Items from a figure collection
────────────────────
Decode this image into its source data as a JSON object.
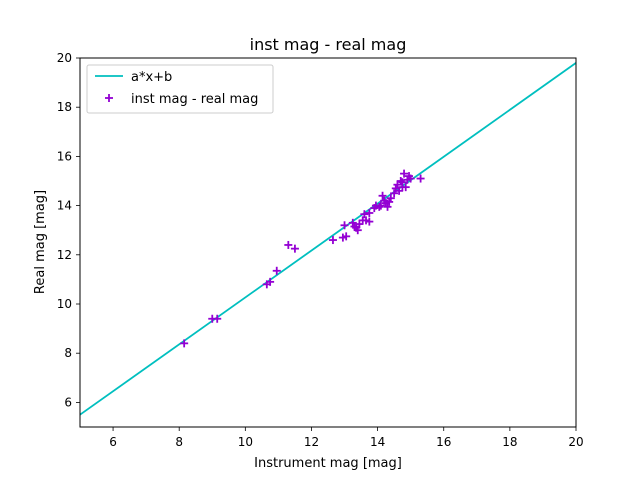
{
  "chart_data": {
    "type": "scatter",
    "title": "inst mag - real mag",
    "xlabel": "Instrument mag [mag]",
    "ylabel": "Real mag [mag]",
    "xlim": [
      5,
      20
    ],
    "ylim": [
      5,
      20
    ],
    "xticks": [
      6,
      8,
      10,
      12,
      14,
      16,
      18,
      20
    ],
    "yticks": [
      6,
      8,
      10,
      12,
      14,
      16,
      18,
      20
    ],
    "grid": false,
    "legend_position": "upper left",
    "series": [
      {
        "name": "a*x+b",
        "kind": "line",
        "color": "#00bfbf",
        "x": [
          5.0,
          20.0
        ],
        "y": [
          5.5,
          19.8
        ]
      },
      {
        "name": "inst mag - real mag",
        "kind": "scatter",
        "marker": "+",
        "color": "#9400d3",
        "x": [
          8.15,
          9.0,
          9.15,
          10.65,
          10.75,
          10.95,
          11.3,
          11.5,
          12.65,
          12.95,
          13.0,
          13.05,
          13.25,
          13.3,
          13.35,
          13.4,
          13.45,
          13.55,
          13.6,
          13.65,
          13.75,
          13.75,
          13.9,
          13.95,
          14.05,
          14.1,
          14.15,
          14.2,
          14.25,
          14.3,
          14.35,
          14.4,
          14.5,
          14.55,
          14.6,
          14.65,
          14.7,
          14.75,
          14.75,
          14.8,
          14.85,
          14.9,
          14.95,
          15.0,
          15.3
        ],
        "y": [
          8.4,
          9.4,
          9.4,
          10.8,
          10.9,
          11.35,
          12.4,
          12.25,
          12.6,
          12.7,
          13.2,
          12.75,
          13.3,
          13.15,
          13.1,
          13.0,
          13.25,
          13.4,
          13.65,
          13.4,
          13.35,
          13.7,
          13.9,
          14.0,
          13.95,
          14.0,
          14.4,
          14.2,
          14.1,
          13.95,
          14.15,
          14.3,
          14.5,
          14.7,
          14.85,
          14.6,
          15.0,
          14.95,
          14.75,
          15.3,
          14.75,
          15.05,
          15.2,
          15.1,
          15.1
        ]
      }
    ]
  }
}
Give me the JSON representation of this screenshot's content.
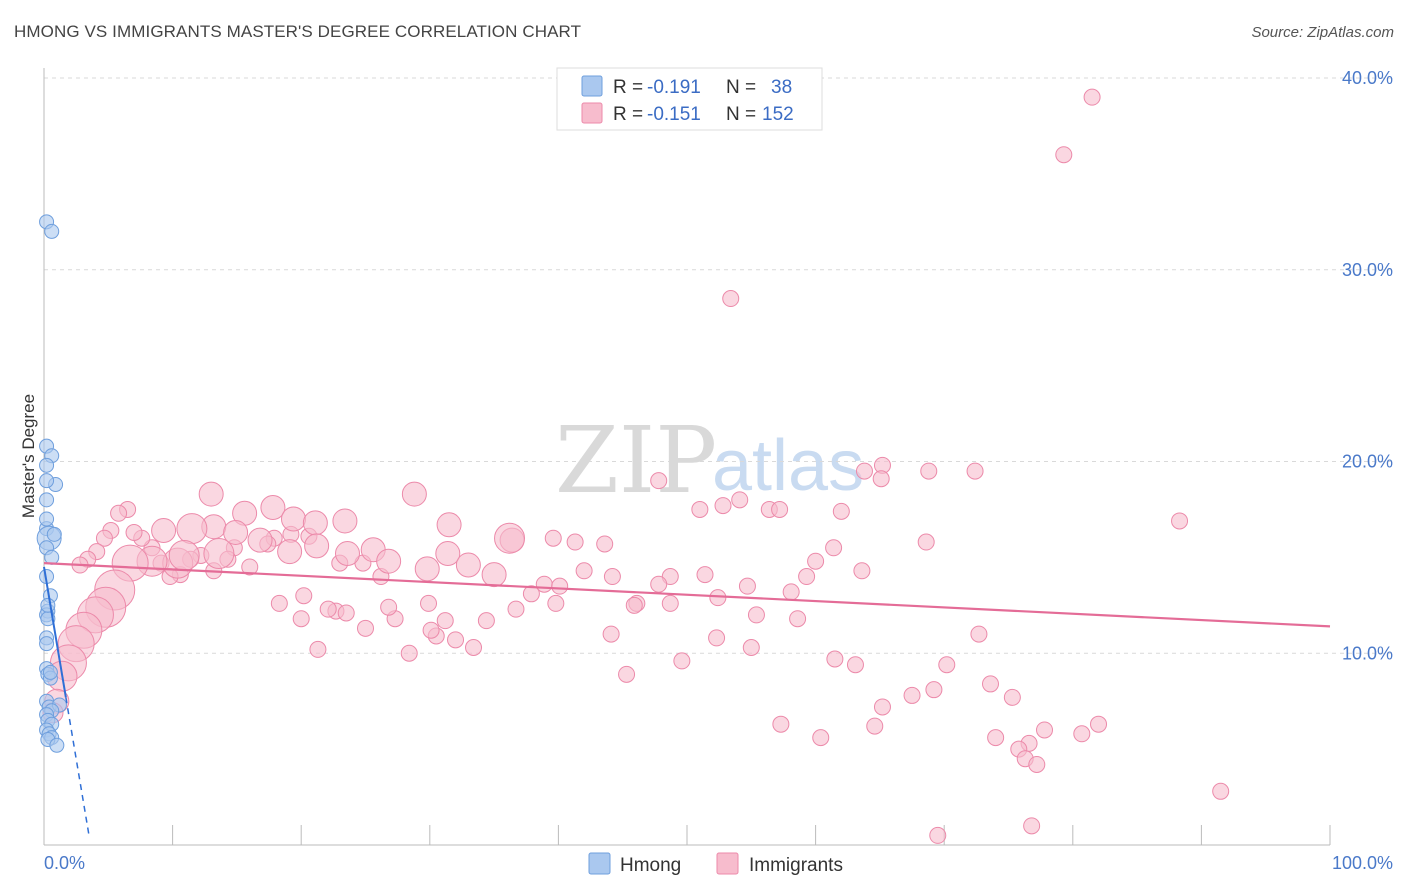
{
  "title": "HMONG VS IMMIGRANTS MASTER'S DEGREE CORRELATION CHART",
  "source": "Source: ZipAtlas.com",
  "watermark": {
    "zip": "ZIP",
    "atlas": "atlas"
  },
  "legend": {
    "rows": [
      {
        "r_label": "R = ",
        "r_value": "-0.191",
        "n_label": "N = ",
        "n_value": "38"
      },
      {
        "r_label": "R = ",
        "r_value": "-0.151",
        "n_label": "N = ",
        "n_value": "152"
      }
    ]
  },
  "bottom_legend": [
    "Hmong",
    "Immigrants"
  ],
  "chart_data": {
    "type": "scatter",
    "title": "HMONG VS IMMIGRANTS MASTER'S DEGREE CORRELATION CHART",
    "xlabel": "",
    "ylabel": "Master's Degree",
    "xlim": [
      0,
      100
    ],
    "ylim": [
      0,
      40
    ],
    "y_tick_values": [
      10,
      20,
      30,
      40
    ],
    "y_tick_labels": [
      "10.0%",
      "20.0%",
      "30.0%",
      "40.0%"
    ],
    "x_tick_labels": [
      "0.0%",
      "100.0%"
    ],
    "grid": true,
    "colors": {
      "hmong_fill": "#aac8ef",
      "hmong_stroke": "#6f9fdd",
      "hmong_line": "#2f6fd6",
      "imm_fill": "#f7bccd",
      "imm_stroke": "#ec8aaa",
      "imm_line": "#e46c97"
    },
    "series": [
      {
        "name": "Hmong",
        "trend": {
          "x0": 0,
          "y0": 14.5,
          "x1": 3.5,
          "y1": 0.5,
          "solid_until": 1.7
        },
        "points": [
          [
            0.2,
            32.5,
            7
          ],
          [
            0.6,
            32.0,
            7
          ],
          [
            0.2,
            20.8,
            7
          ],
          [
            0.6,
            20.3,
            7
          ],
          [
            0.2,
            19.8,
            7
          ],
          [
            0.9,
            18.8,
            7
          ],
          [
            0.2,
            19.0,
            7
          ],
          [
            0.2,
            18.0,
            7
          ],
          [
            0.2,
            16.5,
            7
          ],
          [
            0.4,
            16.0,
            12
          ],
          [
            0.8,
            16.2,
            7
          ],
          [
            0.2,
            15.5,
            7
          ],
          [
            0.5,
            13.0,
            7
          ],
          [
            0.3,
            12.2,
            7
          ],
          [
            0.2,
            12.0,
            7
          ],
          [
            0.3,
            11.8,
            7
          ],
          [
            0.2,
            10.8,
            7
          ],
          [
            0.2,
            9.2,
            7
          ],
          [
            0.3,
            8.9,
            7
          ],
          [
            0.5,
            8.7,
            7
          ],
          [
            0.2,
            7.5,
            7
          ],
          [
            0.4,
            7.2,
            7
          ],
          [
            1.2,
            7.3,
            7
          ],
          [
            0.6,
            7.0,
            7
          ],
          [
            0.2,
            6.8,
            7
          ],
          [
            0.3,
            6.5,
            7
          ],
          [
            0.6,
            6.3,
            7
          ],
          [
            0.2,
            6.0,
            7
          ],
          [
            0.4,
            5.8,
            7
          ],
          [
            0.6,
            5.6,
            7
          ],
          [
            0.3,
            5.5,
            7
          ],
          [
            1.0,
            5.2,
            7
          ],
          [
            0.5,
            9.0,
            7
          ],
          [
            0.2,
            10.5,
            7
          ],
          [
            0.3,
            12.5,
            7
          ],
          [
            0.2,
            14.0,
            7
          ],
          [
            0.6,
            15.0,
            7
          ],
          [
            0.2,
            17.0,
            7
          ]
        ]
      },
      {
        "name": "Immigrants",
        "trend": {
          "x0": 0,
          "y0": 14.7,
          "x1": 100,
          "y1": 11.4
        },
        "points": [
          [
            81.5,
            39.0,
            8
          ],
          [
            79.3,
            36.0,
            8
          ],
          [
            53.4,
            28.5,
            8
          ],
          [
            65.2,
            19.8,
            8
          ],
          [
            63.8,
            19.5,
            8
          ],
          [
            68.8,
            19.5,
            8
          ],
          [
            72.4,
            19.5,
            8
          ],
          [
            65.1,
            19.1,
            8
          ],
          [
            54.1,
            18.0,
            8
          ],
          [
            47.8,
            19.0,
            8
          ],
          [
            56.4,
            17.5,
            8
          ],
          [
            88.3,
            16.9,
            8
          ],
          [
            62.0,
            17.4,
            8
          ],
          [
            51.0,
            17.5,
            8
          ],
          [
            57.2,
            17.5,
            8
          ],
          [
            68.6,
            15.8,
            8
          ],
          [
            61.4,
            15.5,
            8
          ],
          [
            60.0,
            14.8,
            8
          ],
          [
            63.6,
            14.3,
            8
          ],
          [
            51.4,
            14.1,
            8
          ],
          [
            48.7,
            14.0,
            8
          ],
          [
            47.8,
            13.6,
            8
          ],
          [
            52.4,
            12.9,
            8
          ],
          [
            54.7,
            13.5,
            8
          ],
          [
            46.1,
            12.6,
            8
          ],
          [
            48.7,
            12.6,
            8
          ],
          [
            55.4,
            12.0,
            8
          ],
          [
            58.6,
            11.8,
            8
          ],
          [
            72.7,
            11.0,
            8
          ],
          [
            58.1,
            13.2,
            8
          ],
          [
            41.3,
            15.8,
            8
          ],
          [
            39.6,
            16.0,
            8
          ],
          [
            36.7,
            12.3,
            8
          ],
          [
            42.0,
            14.3,
            8
          ],
          [
            43.6,
            15.7,
            8
          ],
          [
            44.2,
            14.0,
            8
          ],
          [
            45.9,
            12.5,
            8
          ],
          [
            44.1,
            11.0,
            8
          ],
          [
            39.8,
            12.6,
            8
          ],
          [
            38.9,
            13.6,
            8
          ],
          [
            37.9,
            13.1,
            8
          ],
          [
            34.4,
            11.7,
            8
          ],
          [
            30.5,
            10.9,
            8
          ],
          [
            31.2,
            11.7,
            8
          ],
          [
            33.4,
            10.3,
            8
          ],
          [
            32.0,
            10.7,
            8
          ],
          [
            30.1,
            11.2,
            8
          ],
          [
            29.9,
            12.6,
            8
          ],
          [
            28.4,
            10.0,
            8
          ],
          [
            27.3,
            11.8,
            8
          ],
          [
            26.8,
            12.4,
            8
          ],
          [
            22.7,
            12.2,
            8
          ],
          [
            22.1,
            12.3,
            8
          ],
          [
            20.2,
            13.0,
            8
          ],
          [
            18.3,
            12.6,
            8
          ],
          [
            20.0,
            11.8,
            8
          ],
          [
            21.3,
            10.2,
            8
          ],
          [
            23.5,
            12.1,
            8
          ],
          [
            25.0,
            11.3,
            8
          ],
          [
            26.2,
            14.0,
            8
          ],
          [
            24.8,
            14.7,
            8
          ],
          [
            23.0,
            14.7,
            8
          ],
          [
            20.6,
            16.1,
            8
          ],
          [
            19.2,
            16.2,
            8
          ],
          [
            17.9,
            16.0,
            8
          ],
          [
            17.4,
            15.7,
            8
          ],
          [
            16.0,
            14.5,
            8
          ],
          [
            14.8,
            15.5,
            8
          ],
          [
            14.3,
            14.9,
            8
          ],
          [
            13.2,
            14.3,
            8
          ],
          [
            12.2,
            15.1,
            8
          ],
          [
            11.4,
            14.9,
            8
          ],
          [
            10.6,
            14.1,
            8
          ],
          [
            9.8,
            14.0,
            8
          ],
          [
            9.1,
            14.7,
            8
          ],
          [
            8.4,
            15.5,
            8
          ],
          [
            7.6,
            16.0,
            8
          ],
          [
            7.0,
            16.3,
            8
          ],
          [
            6.5,
            17.5,
            8
          ],
          [
            5.8,
            17.3,
            8
          ],
          [
            5.2,
            16.4,
            8
          ],
          [
            4.7,
            16.0,
            8
          ],
          [
            4.1,
            15.3,
            8
          ],
          [
            3.4,
            14.9,
            8
          ],
          [
            2.8,
            14.6,
            8
          ],
          [
            13.0,
            18.3,
            12
          ],
          [
            15.6,
            17.3,
            12
          ],
          [
            17.8,
            17.6,
            12
          ],
          [
            19.4,
            17.0,
            12
          ],
          [
            21.1,
            16.8,
            12
          ],
          [
            23.4,
            16.9,
            12
          ],
          [
            28.8,
            18.3,
            12
          ],
          [
            13.2,
            16.6,
            12
          ],
          [
            14.9,
            16.3,
            12
          ],
          [
            16.8,
            15.9,
            12
          ],
          [
            19.1,
            15.3,
            12
          ],
          [
            21.2,
            15.6,
            12
          ],
          [
            23.6,
            15.2,
            12
          ],
          [
            25.6,
            15.4,
            12
          ],
          [
            26.8,
            14.8,
            12
          ],
          [
            29.8,
            14.4,
            12
          ],
          [
            31.4,
            15.2,
            12
          ],
          [
            33.0,
            14.6,
            12
          ],
          [
            35.0,
            14.1,
            12
          ],
          [
            36.4,
            15.9,
            12
          ],
          [
            11.5,
            16.5,
            15
          ],
          [
            13.6,
            15.2,
            15
          ],
          [
            10.4,
            14.7,
            15
          ],
          [
            10.9,
            15.1,
            15
          ],
          [
            8.4,
            14.8,
            15
          ],
          [
            6.7,
            14.7,
            18
          ],
          [
            5.5,
            13.3,
            20
          ],
          [
            4.8,
            12.4,
            20
          ],
          [
            4.0,
            12.0,
            18
          ],
          [
            3.1,
            11.2,
            18
          ],
          [
            2.5,
            10.5,
            18
          ],
          [
            1.9,
            9.5,
            18
          ],
          [
            1.4,
            8.8,
            15
          ],
          [
            1.0,
            7.5,
            12
          ],
          [
            0.7,
            6.9,
            10
          ],
          [
            36.2,
            16.0,
            15
          ],
          [
            31.5,
            16.7,
            12
          ],
          [
            9.3,
            16.4,
            12
          ],
          [
            45.3,
            8.9,
            8
          ],
          [
            49.6,
            9.6,
            8
          ],
          [
            52.3,
            10.8,
            8
          ],
          [
            55.0,
            10.3,
            8
          ],
          [
            61.5,
            9.7,
            8
          ],
          [
            63.1,
            9.4,
            8
          ],
          [
            67.5,
            7.8,
            8
          ],
          [
            69.2,
            8.1,
            8
          ],
          [
            73.6,
            8.4,
            8
          ],
          [
            75.3,
            7.7,
            8
          ],
          [
            74.0,
            5.6,
            8
          ],
          [
            76.6,
            5.3,
            8
          ],
          [
            77.8,
            6.0,
            8
          ],
          [
            75.8,
            5.0,
            8
          ],
          [
            76.3,
            4.5,
            8
          ],
          [
            82.0,
            6.3,
            8
          ],
          [
            80.7,
            5.8,
            8
          ],
          [
            57.3,
            6.3,
            8
          ],
          [
            60.4,
            5.6,
            8
          ],
          [
            64.6,
            6.2,
            8
          ],
          [
            65.2,
            7.2,
            8
          ],
          [
            70.2,
            9.4,
            8
          ],
          [
            77.2,
            4.2,
            8
          ],
          [
            91.5,
            2.8,
            8
          ],
          [
            76.8,
            1.0,
            8
          ],
          [
            69.5,
            0.5,
            8
          ],
          [
            52.8,
            17.7,
            8
          ],
          [
            40.1,
            13.5,
            8
          ],
          [
            59.3,
            14.0,
            8
          ]
        ]
      }
    ]
  }
}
────────────────────
*TASK PROMPT*: Using the entries above, tally how many lines have the word "ylabel" in them; write the number and nothing more.

*WORKED ANSWER*: 2